*** Stored rows

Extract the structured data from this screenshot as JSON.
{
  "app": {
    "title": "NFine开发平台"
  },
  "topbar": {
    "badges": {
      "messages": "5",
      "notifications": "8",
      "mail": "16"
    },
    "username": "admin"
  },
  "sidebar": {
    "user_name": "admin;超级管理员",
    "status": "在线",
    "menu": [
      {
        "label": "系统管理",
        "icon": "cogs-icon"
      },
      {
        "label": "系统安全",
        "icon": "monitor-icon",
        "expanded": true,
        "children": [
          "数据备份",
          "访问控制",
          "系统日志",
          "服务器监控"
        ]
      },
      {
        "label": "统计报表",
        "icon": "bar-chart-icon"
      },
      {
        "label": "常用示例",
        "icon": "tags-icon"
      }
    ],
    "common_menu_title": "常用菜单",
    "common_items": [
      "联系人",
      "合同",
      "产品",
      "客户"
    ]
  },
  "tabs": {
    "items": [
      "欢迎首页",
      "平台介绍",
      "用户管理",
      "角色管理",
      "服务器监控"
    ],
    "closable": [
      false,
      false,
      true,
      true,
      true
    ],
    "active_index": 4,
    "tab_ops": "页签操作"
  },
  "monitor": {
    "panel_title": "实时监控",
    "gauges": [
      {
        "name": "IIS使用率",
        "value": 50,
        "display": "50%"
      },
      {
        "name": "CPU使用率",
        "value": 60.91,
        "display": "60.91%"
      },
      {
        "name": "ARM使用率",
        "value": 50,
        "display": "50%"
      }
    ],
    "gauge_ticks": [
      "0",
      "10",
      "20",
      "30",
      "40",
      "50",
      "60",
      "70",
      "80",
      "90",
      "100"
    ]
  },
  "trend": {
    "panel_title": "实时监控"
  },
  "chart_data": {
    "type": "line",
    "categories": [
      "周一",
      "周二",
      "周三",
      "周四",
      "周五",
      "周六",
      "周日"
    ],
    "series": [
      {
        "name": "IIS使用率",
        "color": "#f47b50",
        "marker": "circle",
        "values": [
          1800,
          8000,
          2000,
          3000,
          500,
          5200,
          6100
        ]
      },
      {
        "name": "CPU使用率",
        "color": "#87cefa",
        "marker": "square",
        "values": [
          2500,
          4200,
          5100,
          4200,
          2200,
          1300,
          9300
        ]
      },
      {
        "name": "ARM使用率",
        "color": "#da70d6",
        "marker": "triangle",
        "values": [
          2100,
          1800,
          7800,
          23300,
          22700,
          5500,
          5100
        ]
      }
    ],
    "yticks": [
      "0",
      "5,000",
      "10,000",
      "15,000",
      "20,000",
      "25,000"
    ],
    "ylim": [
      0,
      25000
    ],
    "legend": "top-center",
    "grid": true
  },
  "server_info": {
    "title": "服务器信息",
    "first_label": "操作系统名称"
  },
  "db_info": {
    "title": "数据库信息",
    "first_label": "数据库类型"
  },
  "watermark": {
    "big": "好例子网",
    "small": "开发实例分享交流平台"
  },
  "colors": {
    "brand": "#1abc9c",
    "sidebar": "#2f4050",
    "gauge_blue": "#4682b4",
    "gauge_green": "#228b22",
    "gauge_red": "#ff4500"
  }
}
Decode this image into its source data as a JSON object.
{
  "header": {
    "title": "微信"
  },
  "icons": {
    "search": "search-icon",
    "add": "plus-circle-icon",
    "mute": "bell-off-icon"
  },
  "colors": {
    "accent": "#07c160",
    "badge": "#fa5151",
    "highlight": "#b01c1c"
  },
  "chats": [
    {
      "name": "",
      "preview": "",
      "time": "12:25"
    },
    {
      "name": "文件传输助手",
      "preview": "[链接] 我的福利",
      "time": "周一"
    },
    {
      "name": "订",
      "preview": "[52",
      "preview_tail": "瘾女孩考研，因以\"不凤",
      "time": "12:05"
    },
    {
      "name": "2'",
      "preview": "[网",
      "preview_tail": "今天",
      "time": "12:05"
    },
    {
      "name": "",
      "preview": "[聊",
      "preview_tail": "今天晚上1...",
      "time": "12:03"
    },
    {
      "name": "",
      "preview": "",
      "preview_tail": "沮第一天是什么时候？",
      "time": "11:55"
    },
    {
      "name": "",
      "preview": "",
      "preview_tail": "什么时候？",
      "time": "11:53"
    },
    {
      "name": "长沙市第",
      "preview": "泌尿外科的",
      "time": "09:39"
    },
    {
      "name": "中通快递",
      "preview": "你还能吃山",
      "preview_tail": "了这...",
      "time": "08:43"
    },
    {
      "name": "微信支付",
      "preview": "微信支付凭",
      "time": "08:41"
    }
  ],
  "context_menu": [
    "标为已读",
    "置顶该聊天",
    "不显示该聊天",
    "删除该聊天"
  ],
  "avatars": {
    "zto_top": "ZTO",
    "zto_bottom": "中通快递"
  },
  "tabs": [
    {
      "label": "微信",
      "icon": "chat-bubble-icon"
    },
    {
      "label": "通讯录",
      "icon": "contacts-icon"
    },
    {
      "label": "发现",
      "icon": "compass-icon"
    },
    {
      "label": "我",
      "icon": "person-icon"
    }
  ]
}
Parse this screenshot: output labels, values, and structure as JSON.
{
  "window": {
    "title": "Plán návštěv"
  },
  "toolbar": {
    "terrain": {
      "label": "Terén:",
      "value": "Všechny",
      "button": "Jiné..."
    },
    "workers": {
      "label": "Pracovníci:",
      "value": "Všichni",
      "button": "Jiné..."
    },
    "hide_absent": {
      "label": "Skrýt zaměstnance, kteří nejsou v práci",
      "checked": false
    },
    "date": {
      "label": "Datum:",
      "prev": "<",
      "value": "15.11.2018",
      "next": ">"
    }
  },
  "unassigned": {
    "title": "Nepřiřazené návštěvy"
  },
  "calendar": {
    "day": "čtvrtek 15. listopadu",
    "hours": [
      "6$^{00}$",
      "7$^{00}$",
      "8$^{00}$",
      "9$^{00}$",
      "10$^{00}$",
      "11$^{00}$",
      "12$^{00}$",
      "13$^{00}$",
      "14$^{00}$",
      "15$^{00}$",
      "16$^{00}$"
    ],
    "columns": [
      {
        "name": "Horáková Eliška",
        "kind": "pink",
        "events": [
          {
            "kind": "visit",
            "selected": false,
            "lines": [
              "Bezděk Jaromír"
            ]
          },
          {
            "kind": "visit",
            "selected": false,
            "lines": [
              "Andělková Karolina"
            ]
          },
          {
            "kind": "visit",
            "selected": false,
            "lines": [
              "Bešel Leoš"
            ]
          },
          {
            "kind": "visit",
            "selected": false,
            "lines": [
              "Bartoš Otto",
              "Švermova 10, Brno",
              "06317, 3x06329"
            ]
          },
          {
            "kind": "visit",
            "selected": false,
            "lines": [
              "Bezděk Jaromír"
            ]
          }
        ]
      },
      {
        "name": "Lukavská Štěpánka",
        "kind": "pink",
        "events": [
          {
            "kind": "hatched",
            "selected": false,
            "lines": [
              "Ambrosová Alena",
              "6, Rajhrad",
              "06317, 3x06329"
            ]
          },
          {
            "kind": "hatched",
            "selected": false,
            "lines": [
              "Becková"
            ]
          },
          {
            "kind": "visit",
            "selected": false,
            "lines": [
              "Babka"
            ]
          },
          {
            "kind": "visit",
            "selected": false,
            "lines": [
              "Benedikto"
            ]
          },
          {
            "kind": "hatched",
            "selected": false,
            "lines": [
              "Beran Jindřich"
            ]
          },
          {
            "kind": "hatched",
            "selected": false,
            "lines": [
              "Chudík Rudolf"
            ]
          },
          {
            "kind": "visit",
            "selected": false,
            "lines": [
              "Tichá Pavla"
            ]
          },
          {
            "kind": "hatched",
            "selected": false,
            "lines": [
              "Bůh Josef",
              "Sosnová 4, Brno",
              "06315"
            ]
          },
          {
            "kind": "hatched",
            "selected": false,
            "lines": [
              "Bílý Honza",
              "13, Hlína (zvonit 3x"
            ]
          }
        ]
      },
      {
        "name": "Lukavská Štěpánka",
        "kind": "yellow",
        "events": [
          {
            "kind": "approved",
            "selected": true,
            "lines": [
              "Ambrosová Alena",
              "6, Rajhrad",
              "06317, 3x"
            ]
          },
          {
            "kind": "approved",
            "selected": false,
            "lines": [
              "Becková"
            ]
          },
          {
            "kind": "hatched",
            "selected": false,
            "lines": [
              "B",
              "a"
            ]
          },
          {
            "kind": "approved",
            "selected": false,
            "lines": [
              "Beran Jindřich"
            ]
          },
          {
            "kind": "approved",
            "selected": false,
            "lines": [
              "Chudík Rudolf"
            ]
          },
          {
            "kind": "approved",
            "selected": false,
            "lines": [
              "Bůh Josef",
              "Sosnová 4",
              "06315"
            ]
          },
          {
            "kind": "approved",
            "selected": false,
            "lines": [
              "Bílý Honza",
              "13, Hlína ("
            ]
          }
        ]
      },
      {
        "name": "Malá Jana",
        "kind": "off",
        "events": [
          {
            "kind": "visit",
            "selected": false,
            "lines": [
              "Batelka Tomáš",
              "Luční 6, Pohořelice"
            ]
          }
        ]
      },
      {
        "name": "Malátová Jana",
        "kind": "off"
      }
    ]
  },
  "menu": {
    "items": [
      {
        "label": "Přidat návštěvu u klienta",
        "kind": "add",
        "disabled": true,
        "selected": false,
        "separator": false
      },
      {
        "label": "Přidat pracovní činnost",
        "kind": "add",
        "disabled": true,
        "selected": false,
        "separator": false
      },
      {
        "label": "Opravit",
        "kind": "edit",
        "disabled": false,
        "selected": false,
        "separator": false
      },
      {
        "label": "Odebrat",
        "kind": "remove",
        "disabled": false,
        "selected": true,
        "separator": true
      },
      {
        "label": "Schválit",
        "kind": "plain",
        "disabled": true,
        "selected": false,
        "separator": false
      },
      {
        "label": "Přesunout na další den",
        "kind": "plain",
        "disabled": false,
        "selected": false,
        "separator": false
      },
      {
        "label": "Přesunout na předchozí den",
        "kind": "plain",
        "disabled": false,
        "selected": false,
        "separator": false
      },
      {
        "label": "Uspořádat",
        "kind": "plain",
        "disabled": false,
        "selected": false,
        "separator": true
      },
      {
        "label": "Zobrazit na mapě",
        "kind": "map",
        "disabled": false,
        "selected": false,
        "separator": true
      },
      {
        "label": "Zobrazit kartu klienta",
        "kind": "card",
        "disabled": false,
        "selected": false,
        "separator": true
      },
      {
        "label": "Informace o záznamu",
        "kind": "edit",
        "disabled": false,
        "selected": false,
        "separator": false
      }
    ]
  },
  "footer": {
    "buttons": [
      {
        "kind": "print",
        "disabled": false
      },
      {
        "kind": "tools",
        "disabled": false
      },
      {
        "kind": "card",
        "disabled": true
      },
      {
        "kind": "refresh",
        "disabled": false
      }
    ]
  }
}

******

### Exercise objective:
Return all lines containing the word "screenshot".

### Final answer:
Extract the structured data from this screenshot as JSON.
Parse this screenshot: output labels, values, and structure as JSON.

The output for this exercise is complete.